__Directions__
1. In the Uber driver interview, transcribe the text between "My name is Yaseen" and "it would work.", inclusive.
2. Condense the paragraph of the Uber driver interview that begins "My name is Yaseen Aslam" into a short bulleted list of its main facts.

__Quoted passage__
-- Begin --

My name is Yaseen Aslam. I’m one of the claimants against Uber, a case which we filed in 2015. So I actually came into this industry back in 2006, when I was made redundant in my I.T job. Uber arrived in the UK in 2012 and that’s when I first registered with them. Yaseen was one of the first 100 drivers to sign up for the Uber platform when it first came to London. And at the time, he and many other drivers just didn’t think it would work.
“We just didn’t understand how they’re gonna do it. Without a human, how it is gonna work?” But many drivers were excited about the potential impact that these new technologies held and their ability to make the distribution of work fairer. “One of the problem we had at the traditional cab office was that there was a human controller who would dispatch jobs to you. There’s a favoritism system and what we find in this industry, is that there’s a lot of discrimination. One of the thing that really attracted people to Uber was the fact that there is no controller and you just turn the app, you work when you want, go home when you want, and it’s that element of flexibility and the freedom. I didn’t really face too much problem at the previous cab office, but there were a lot of drivers that had it hard. You’ll get a lot of controllers where they request a driver who buys them cigarettes, buys them a Doner Kebab. If you weren’t doing that, they will just make your day hard. They will give you shit jobs. The point was, if you could get the controller onside, and you’re willing to feed the controller, you will get looked after. When you come over to Uber, it is a completely different system. There’s no favoritism and stuff like that.”
In the beginning, Yaseen didn’t fully grasp the implications surrounding Uber’s use of technology, nor its potential impacts on the private hire market. “For me, it was nothing different, it was just another cab office giving me work to do. That’s the way I saw it. But the good thing about this was, I was in control, I didn’t have to tell them that I’m coming to work at this time, or I want to go home at this time. Or, you know, like someone ringing me saying, put your foot down, we’re running late, we got so many jobs waiting, hurry up. That kind of stuff, I didn’t have all that. That was, to me, a good element and that’s what attracts a lot of drivers to it. But what we found over time, is all those things, the control element started changing, we then started seeing the other side. We were running away from all these humans. But we’re now being controlled by an app technology and all these algorithms. So for example, when I picked up a passenger, he would rate me 5 stars. In order to stay on the platform, I have to maintain a high rating. So just to give you an average example, to stay on the Uber X platform, you need to have a rating of 4.4. You know, like we were getting drivers getting deactivated because someone left them bad feedback. So we’re now at mercy of the rating system. That put a pressure on us indirectly, which we didn’t realize, and we started afterwards. What we saw was that although we’re running away from the human controller, saying this is better, what we’re now seeing is a hidden human behind the app, controlling us, and doing things to make us work a certain way.”

-- End --

(Records)
-- Begin --

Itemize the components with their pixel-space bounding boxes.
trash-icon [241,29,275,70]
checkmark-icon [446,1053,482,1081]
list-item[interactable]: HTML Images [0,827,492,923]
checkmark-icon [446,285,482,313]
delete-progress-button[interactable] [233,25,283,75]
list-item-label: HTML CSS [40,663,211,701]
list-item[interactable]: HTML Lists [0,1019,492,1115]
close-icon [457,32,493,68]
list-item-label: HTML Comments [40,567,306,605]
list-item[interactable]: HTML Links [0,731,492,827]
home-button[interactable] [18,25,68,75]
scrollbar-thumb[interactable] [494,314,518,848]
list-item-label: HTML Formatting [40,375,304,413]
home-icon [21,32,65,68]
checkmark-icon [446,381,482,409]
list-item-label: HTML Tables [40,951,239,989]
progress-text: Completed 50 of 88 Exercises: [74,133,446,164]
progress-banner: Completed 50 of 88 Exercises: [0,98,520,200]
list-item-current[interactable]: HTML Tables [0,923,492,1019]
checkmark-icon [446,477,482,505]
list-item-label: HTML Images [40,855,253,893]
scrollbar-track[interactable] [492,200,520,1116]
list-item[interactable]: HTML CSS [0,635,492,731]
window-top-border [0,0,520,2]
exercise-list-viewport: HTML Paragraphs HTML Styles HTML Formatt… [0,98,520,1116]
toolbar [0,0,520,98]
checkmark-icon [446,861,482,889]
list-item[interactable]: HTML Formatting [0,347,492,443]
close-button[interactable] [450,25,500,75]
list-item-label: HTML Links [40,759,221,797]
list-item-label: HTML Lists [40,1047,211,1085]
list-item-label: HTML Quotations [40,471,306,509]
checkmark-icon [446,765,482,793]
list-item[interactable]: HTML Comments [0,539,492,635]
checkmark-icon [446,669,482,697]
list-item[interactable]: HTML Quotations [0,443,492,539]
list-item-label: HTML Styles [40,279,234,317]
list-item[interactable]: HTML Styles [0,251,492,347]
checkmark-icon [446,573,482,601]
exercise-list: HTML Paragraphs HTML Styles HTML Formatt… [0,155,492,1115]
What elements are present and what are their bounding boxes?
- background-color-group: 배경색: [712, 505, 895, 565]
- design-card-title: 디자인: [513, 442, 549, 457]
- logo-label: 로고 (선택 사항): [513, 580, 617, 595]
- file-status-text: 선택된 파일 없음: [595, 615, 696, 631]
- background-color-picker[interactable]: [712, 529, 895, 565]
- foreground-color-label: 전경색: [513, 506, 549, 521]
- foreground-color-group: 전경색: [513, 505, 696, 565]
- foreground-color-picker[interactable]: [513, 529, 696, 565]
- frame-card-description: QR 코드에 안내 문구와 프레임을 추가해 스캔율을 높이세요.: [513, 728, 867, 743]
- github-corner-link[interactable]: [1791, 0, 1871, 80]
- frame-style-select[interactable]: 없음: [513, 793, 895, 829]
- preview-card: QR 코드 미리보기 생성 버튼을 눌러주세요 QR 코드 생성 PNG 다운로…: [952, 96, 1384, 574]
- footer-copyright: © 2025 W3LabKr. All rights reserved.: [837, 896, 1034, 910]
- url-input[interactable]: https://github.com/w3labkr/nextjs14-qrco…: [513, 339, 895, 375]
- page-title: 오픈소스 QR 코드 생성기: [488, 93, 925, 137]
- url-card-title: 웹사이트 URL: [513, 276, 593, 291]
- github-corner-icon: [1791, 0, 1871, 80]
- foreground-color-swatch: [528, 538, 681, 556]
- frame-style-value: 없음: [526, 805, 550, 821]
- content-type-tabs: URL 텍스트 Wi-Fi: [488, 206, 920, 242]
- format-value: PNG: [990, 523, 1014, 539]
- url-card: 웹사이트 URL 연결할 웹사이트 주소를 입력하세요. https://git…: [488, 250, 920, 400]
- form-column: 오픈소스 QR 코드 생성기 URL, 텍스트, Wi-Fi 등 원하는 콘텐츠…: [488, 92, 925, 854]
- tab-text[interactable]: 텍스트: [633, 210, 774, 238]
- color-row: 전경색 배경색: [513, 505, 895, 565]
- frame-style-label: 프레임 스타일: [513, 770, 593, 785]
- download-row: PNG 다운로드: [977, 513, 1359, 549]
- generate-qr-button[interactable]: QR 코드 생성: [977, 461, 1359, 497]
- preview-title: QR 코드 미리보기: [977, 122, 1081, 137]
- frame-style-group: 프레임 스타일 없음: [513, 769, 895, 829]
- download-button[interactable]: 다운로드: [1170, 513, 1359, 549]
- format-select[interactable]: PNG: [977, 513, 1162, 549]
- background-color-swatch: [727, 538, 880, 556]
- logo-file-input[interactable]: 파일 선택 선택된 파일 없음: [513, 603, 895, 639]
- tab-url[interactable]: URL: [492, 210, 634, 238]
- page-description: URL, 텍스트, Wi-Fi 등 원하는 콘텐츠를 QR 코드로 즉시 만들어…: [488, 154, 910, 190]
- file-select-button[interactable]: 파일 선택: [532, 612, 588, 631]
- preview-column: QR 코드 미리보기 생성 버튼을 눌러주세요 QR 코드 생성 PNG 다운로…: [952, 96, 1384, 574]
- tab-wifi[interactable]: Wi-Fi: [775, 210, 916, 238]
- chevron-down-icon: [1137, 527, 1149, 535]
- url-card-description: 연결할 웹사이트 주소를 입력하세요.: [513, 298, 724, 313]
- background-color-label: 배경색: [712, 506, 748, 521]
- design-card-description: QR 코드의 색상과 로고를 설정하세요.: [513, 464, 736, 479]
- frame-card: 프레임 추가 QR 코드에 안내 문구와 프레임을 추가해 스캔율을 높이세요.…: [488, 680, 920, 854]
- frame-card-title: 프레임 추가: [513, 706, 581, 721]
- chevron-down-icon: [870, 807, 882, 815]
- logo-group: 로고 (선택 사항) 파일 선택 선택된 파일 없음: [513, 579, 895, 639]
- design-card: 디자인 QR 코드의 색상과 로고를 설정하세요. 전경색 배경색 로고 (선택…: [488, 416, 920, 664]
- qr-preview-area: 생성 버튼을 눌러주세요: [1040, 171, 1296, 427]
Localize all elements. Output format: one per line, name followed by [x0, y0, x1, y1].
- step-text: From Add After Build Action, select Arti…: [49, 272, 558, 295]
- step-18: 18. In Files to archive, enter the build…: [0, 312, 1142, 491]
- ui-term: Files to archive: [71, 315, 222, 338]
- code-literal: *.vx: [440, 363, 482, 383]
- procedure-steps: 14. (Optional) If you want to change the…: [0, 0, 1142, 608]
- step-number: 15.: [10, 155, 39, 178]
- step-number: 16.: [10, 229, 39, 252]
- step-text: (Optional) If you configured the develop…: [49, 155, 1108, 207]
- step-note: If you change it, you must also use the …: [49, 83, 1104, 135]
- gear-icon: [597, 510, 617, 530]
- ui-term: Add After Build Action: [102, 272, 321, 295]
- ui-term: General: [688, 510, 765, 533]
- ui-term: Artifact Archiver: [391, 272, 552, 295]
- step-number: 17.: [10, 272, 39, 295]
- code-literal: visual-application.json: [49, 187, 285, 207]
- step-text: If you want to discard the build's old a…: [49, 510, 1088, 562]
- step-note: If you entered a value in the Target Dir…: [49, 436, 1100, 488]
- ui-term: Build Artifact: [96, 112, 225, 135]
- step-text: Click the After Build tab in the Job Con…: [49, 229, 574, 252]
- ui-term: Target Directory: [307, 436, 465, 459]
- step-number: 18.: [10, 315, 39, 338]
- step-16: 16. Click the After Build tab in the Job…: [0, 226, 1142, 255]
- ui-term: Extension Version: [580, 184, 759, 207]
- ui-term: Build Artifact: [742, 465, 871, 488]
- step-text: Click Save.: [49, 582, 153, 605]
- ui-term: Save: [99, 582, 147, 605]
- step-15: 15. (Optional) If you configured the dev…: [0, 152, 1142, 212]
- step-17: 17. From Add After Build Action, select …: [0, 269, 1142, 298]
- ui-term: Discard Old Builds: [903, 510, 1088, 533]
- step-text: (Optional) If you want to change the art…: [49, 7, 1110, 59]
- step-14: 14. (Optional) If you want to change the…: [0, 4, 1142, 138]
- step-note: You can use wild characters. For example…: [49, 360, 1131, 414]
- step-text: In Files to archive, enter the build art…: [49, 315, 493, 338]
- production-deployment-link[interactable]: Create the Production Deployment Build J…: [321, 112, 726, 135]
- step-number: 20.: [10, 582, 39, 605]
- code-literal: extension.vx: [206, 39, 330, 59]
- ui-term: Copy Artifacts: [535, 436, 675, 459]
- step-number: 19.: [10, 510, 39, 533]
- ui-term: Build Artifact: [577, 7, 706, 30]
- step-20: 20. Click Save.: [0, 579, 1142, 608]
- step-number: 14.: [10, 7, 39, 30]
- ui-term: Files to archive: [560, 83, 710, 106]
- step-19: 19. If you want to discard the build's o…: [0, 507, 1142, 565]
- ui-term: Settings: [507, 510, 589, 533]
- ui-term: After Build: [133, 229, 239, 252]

-- End --

__Solutions__
1.
My name is Yaseen Aslam. I’m one of the claimants against Uber, a case which we filed in 2015. So I actually came into this industry back in 2006, when I was made redundant in my I.T job. Uber arrived in the UK in 2012 and that’s when I first registered with them. Yaseen was one of the first 100 drivers to sign up for the Uber platform when it first came to London. And at the time, he and many other drivers just didn’t think it would work.

2.
- Yaseen Aslam is one of the claimants in a case against Uber filed in 2015.
- He entered the industry in 2006 after being made redundant from his IT job.
- Uber arrived in the UK in 2012, and he registered with it then, as one of the first 100 drivers to sign up in London.
- At the time, he and many other drivers did not think the platform would work.